→ Action item A:
In the summary of the WHO antibacterial pipeline reports, how many of the 50 antibiotics in development target WHO priority pathogens?
→ Action item B:
Continue the summary of the WHO antibacterial pipeline reports from its final sentence.

→ Selected excerpt:
Two new reports from WHO reveal a weak pipeline for antibiotic agents. The 60 products in development bring little benefit over existing treatments and very few target the most critical resistant bacteria.
WHO recently released the analyses of the preclinical and clinical antibacterial pipeline in two reports: Antibacterial agents in clinical development – an analysis of the antibacterial clinical development pipeline and its companion publication, Antibacterial agents in preclinical development
The JPIAMR Scientific advisory board has provided input to the development of the preclinical pipeline.
Declining private investment and lack of innovation in the development of new antibiotics are undermining efforts to combat drug-resistant infections. These two new reports reveal a weak pipeline for antibiotic agents. The 60 products in development (50 antibiotics and 10 biologics) bring little benefit over existing treatments and very few target the most critical resistant bacteria (Gram-negative bacteria). Of the 50 antibiotics in the pipeline, 32 target WHO priority pathogens but the majority have only limited benefits when compared to existing antibiotics. Two of these are active against the multi-drug resistant Gram-negative bacteria, which are spreading rapidly and require urgent solutions. The reports highlights a worrying gap in activity against the highly resistant NDM-1 (New Delhi metallo-beta-lactamase 1), with only three antibiotics in the pipeline.

→ Document understanding data:
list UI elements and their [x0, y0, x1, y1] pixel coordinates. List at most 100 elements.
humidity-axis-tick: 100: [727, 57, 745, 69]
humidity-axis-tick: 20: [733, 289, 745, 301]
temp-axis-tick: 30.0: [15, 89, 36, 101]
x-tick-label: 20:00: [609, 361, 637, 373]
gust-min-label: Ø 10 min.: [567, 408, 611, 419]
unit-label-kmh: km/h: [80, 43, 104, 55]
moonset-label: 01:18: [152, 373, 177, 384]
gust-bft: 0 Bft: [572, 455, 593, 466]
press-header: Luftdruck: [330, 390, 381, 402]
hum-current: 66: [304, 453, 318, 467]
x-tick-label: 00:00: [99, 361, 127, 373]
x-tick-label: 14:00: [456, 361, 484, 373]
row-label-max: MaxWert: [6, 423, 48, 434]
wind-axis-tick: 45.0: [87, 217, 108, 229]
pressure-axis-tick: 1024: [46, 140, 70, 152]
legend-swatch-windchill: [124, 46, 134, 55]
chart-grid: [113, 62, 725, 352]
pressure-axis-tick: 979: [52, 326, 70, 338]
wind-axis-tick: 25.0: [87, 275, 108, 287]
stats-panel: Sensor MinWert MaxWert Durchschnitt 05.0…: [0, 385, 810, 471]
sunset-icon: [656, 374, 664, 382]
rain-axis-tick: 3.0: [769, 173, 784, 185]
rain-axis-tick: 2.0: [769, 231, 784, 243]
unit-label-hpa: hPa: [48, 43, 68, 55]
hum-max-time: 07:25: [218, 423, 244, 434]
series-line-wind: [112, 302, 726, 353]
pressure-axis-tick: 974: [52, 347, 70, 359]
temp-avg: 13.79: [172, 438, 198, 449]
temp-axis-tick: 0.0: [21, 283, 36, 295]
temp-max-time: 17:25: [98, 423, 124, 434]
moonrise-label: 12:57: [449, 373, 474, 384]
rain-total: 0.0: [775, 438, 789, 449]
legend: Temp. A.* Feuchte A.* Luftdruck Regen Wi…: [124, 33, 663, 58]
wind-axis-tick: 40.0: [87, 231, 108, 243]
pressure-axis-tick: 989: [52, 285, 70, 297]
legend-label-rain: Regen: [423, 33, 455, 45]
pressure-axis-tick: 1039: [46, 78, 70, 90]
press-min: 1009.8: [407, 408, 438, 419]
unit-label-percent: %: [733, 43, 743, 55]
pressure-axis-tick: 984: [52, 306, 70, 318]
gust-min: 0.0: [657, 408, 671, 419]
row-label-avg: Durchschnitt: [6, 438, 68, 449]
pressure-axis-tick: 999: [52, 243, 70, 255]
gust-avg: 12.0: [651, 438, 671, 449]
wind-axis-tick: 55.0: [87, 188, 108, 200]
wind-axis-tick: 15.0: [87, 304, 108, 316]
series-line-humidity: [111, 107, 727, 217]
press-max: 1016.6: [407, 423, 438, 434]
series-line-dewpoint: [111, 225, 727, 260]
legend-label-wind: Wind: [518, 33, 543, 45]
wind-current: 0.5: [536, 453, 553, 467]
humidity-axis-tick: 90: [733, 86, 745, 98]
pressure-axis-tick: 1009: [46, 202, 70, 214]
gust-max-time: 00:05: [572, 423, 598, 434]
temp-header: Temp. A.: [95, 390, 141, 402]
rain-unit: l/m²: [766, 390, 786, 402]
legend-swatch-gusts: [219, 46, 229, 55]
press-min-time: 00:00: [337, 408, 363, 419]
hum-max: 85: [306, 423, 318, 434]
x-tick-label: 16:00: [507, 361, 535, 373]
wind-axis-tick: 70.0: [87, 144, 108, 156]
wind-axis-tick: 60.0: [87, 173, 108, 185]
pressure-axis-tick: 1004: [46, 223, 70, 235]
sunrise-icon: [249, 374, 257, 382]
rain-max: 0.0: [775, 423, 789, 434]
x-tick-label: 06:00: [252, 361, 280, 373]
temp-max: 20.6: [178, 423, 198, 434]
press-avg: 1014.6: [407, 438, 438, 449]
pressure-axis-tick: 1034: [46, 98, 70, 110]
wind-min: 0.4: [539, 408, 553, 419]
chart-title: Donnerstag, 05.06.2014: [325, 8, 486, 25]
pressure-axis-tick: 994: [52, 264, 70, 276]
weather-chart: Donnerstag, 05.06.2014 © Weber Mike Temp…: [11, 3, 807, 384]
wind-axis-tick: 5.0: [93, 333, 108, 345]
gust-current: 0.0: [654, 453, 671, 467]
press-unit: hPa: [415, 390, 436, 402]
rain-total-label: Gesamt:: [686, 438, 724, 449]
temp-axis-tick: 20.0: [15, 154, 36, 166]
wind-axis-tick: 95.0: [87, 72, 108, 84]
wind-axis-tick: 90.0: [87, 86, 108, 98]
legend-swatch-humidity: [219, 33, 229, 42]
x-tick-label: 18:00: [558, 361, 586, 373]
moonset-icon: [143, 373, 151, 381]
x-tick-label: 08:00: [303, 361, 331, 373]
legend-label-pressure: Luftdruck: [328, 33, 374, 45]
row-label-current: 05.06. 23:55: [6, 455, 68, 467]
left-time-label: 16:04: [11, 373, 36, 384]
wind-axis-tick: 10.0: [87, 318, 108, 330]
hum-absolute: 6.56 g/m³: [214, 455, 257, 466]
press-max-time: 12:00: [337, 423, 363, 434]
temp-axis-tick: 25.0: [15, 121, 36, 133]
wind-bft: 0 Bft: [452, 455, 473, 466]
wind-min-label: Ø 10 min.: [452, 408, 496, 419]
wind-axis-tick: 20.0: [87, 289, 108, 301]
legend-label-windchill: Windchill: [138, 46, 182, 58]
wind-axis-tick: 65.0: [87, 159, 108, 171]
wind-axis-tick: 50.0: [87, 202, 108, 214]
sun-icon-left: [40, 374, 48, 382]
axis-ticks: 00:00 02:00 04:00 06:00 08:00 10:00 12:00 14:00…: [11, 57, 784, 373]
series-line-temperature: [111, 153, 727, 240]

→ Exercise output A:
32

→ Exercise output B:
The pre-clinical pipeline shows more innovation and diversity, with 252 agents being developed in 145 institutions with wide geographical distribution, 66 (45.5%) institutions in the European Region, 51 (35.2%) in the Region of the Americas, 22 (15.2%) in the Western Pacific Region, 5 (3.4%) in the South-East Asia Region and 1 (0.7%) in the African Region to treat WHO priority pathogens, M. tuberculosis and C. difficile. However, these products are in the very early stages of development and still need to be proven effective and safe which means that it will take years before they reach patients. Really compelling novel antibacterial are very rare. Improved versions of existing-class compounds should be more explored. The optimistic scenario, the report indicates, is for the first two to five products to become available in about 10 years. The reports also found that research and development for antibiotics is primarily driven by small- or medium-sized enterprises (71%) with large pharmaceutical companies continuing to exit the field.